For the records below, say how many lines contain the string "page". Give the number only.

Provided data:

========================================

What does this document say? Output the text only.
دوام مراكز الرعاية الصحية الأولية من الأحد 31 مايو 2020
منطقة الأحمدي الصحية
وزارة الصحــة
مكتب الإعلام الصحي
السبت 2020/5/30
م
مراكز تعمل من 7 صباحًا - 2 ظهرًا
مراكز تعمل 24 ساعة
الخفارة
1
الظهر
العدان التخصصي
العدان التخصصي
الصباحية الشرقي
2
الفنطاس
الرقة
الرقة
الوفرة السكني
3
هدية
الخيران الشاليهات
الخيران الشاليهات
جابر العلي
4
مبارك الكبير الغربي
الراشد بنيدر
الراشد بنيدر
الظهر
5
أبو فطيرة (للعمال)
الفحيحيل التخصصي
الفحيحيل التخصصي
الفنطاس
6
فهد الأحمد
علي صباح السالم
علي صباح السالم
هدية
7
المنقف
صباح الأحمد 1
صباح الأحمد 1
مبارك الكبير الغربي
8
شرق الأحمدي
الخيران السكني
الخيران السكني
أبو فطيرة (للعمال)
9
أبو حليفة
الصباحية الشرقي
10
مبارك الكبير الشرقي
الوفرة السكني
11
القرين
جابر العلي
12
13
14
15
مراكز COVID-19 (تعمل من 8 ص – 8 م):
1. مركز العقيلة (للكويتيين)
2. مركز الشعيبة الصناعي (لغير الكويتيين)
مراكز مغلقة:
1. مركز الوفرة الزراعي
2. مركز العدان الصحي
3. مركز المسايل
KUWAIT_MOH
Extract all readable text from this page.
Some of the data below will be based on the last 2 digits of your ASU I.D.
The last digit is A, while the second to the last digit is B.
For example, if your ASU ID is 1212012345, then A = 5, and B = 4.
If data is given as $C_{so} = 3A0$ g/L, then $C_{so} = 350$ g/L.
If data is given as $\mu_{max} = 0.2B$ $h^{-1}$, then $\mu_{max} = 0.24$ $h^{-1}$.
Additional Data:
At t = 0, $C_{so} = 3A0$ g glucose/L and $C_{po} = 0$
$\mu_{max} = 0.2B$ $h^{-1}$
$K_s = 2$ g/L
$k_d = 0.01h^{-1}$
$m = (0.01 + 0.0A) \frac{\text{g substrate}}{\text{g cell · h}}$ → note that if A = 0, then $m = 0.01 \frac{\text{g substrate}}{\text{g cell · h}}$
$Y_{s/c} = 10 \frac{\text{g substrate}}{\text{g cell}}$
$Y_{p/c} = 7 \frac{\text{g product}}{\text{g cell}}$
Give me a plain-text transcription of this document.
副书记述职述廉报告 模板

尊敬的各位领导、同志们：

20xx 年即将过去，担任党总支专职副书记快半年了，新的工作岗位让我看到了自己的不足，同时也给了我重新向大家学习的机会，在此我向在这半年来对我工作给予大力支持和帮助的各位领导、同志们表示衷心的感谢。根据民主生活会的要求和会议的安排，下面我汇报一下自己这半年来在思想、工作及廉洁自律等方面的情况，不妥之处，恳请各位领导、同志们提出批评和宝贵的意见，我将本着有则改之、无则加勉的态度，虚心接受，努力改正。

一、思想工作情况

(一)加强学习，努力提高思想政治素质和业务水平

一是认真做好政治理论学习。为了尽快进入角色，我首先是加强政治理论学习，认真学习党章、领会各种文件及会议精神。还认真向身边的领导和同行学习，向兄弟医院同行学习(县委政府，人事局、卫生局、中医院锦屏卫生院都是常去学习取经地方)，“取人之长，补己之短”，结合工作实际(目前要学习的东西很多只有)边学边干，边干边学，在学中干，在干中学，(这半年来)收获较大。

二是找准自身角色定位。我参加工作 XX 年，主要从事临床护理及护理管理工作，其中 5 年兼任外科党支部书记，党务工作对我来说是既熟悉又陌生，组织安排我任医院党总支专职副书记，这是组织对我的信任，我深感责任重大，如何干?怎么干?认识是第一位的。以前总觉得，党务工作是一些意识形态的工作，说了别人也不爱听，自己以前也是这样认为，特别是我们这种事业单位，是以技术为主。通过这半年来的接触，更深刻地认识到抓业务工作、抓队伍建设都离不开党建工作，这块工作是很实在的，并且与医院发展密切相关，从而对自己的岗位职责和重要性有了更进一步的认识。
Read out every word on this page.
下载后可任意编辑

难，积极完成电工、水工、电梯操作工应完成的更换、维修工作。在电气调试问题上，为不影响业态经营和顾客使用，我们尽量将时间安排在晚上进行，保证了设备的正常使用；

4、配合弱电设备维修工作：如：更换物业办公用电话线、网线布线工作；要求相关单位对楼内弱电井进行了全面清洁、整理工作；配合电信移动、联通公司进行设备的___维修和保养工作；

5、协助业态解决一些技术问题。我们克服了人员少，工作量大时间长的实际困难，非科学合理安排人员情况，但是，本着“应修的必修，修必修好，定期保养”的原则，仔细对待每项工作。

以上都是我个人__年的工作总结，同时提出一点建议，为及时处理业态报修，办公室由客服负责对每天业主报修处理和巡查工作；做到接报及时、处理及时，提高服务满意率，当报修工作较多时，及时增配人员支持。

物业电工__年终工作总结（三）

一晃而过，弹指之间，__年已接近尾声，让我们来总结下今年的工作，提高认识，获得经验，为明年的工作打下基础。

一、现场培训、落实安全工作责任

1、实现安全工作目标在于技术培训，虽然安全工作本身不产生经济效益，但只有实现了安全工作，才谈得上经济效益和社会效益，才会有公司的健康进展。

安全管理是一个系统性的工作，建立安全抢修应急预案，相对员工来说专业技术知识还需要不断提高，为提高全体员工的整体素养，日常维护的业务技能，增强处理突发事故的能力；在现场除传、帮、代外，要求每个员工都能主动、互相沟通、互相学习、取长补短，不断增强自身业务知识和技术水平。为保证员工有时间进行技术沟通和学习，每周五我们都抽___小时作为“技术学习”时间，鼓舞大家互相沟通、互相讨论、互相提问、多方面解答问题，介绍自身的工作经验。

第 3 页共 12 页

========================================

Solution to the problem: 2